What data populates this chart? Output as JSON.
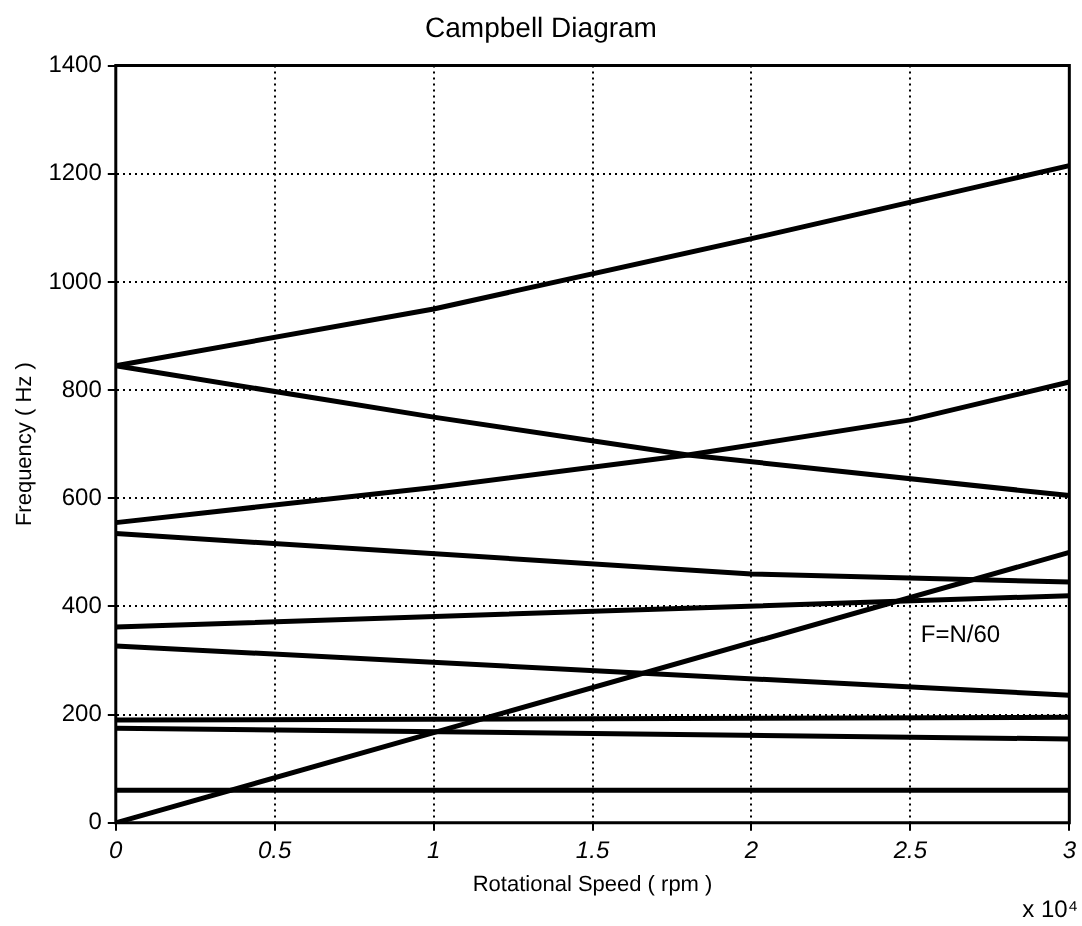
{
  "chart_data": {
    "type": "line",
    "title": "Campbell Diagram",
    "xlabel": "Rotational Speed ( rpm )",
    "ylabel": "Frequency ( Hz )",
    "xlim": [
      0,
      3
    ],
    "xticks": [
      0,
      0.5,
      1,
      1.5,
      2,
      2.5,
      3
    ],
    "ylim": [
      0,
      1400
    ],
    "yticks": [
      0,
      200,
      400,
      600,
      800,
      1000,
      1200,
      1400
    ],
    "grid": true,
    "legend": false,
    "marker": "none",
    "line_style": "solid",
    "annotations": [
      "x 10⁴"
    ],
    "series": [
      {
        "color": "#000000",
        "x": [
          0,
          1,
          2,
          3
        ],
        "values": [
          845,
          950,
          1080,
          1215
        ]
      },
      {
        "color": "#000000",
        "x": [
          0,
          1,
          1.8,
          3
        ],
        "values": [
          845,
          750,
          680,
          605
        ]
      },
      {
        "color": "#000000",
        "x": [
          0,
          1,
          1.8,
          2.5,
          3
        ],
        "values": [
          555,
          620,
          680,
          745,
          815
        ]
      },
      {
        "color": "#000000",
        "x": [
          0,
          2,
          3
        ],
        "values": [
          535,
          460,
          445
        ]
      },
      {
        "color": "#000000",
        "x": [
          0,
          3
        ],
        "values": [
          362,
          420
        ]
      },
      {
        "color": "#000000",
        "x": [
          0,
          3
        ],
        "values": [
          327,
          236
        ]
      },
      {
        "name": "F=N/60",
        "color": "#000000",
        "x": [
          0,
          3
        ],
        "values": [
          0,
          500
        ]
      },
      {
        "color": "#000000",
        "x": [
          0,
          3
        ],
        "values": [
          190,
          195
        ]
      },
      {
        "color": "#000000",
        "x": [
          0,
          3
        ],
        "values": [
          175,
          155
        ]
      },
      {
        "color": "#000000",
        "x": [
          0,
          3
        ],
        "values": [
          60,
          60
        ]
      }
    ]
  }
}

============

Stated problem. Your task is to set down the records shown above exactly, minus any pictures.

Correct response.
What data populates this chart? Output as JSON.
{
  "chart_data": {
    "type": "line",
    "title": "Campbell Diagram",
    "xlabel": "Rotational Speed ( rpm )",
    "ylabel": "Frequency ( Hz )",
    "xlim": [
      0,
      3
    ],
    "xticks": [
      0,
      0.5,
      1,
      1.5,
      2,
      2.5,
      3
    ],
    "ylim": [
      0,
      1400
    ],
    "yticks": [
      0,
      200,
      400,
      600,
      800,
      1000,
      1200,
      1400
    ],
    "grid": true,
    "legend": false,
    "marker": "none",
    "line_style": "solid",
    "annotations": [
      "x 10⁴"
    ],
    "series": [
      {
        "color": "#000000",
        "x": [
          0,
          1,
          2,
          3
        ],
        "values": [
          845,
          950,
          1080,
          1215
        ]
      },
      {
        "color": "#000000",
        "x": [
          0,
          1,
          1.8,
          3
        ],
        "values": [
          845,
          750,
          680,
          605
        ]
      },
      {
        "color": "#000000",
        "x": [
          0,
          1,
          1.8,
          2.5,
          3
        ],
        "values": [
          555,
          620,
          680,
          745,
          815
        ]
      },
      {
        "color": "#000000",
        "x": [
          0,
          2,
          3
        ],
        "values": [
          535,
          460,
          445
        ]
      },
      {
        "color": "#000000",
        "x": [
          0,
          3
        ],
        "values": [
          362,
          420
        ]
      },
      {
        "color": "#000000",
        "x": [
          0,
          3
        ],
        "values": [
          327,
          236
        ]
      },
      {
        "name": "F=N/60",
        "color": "#000000",
        "x": [
          0,
          3
        ],
        "values": [
          0,
          500
        ]
      },
      {
        "color": "#000000",
        "x": [
          0,
          3
        ],
        "values": [
          190,
          195
        ]
      },
      {
        "color": "#000000",
        "x": [
          0,
          3
        ],
        "values": [
          175,
          155
        ]
      },
      {
        "color": "#000000",
        "x": [
          0,
          3
        ],
        "values": [
          60,
          60
        ]
      }
    ]
  }
}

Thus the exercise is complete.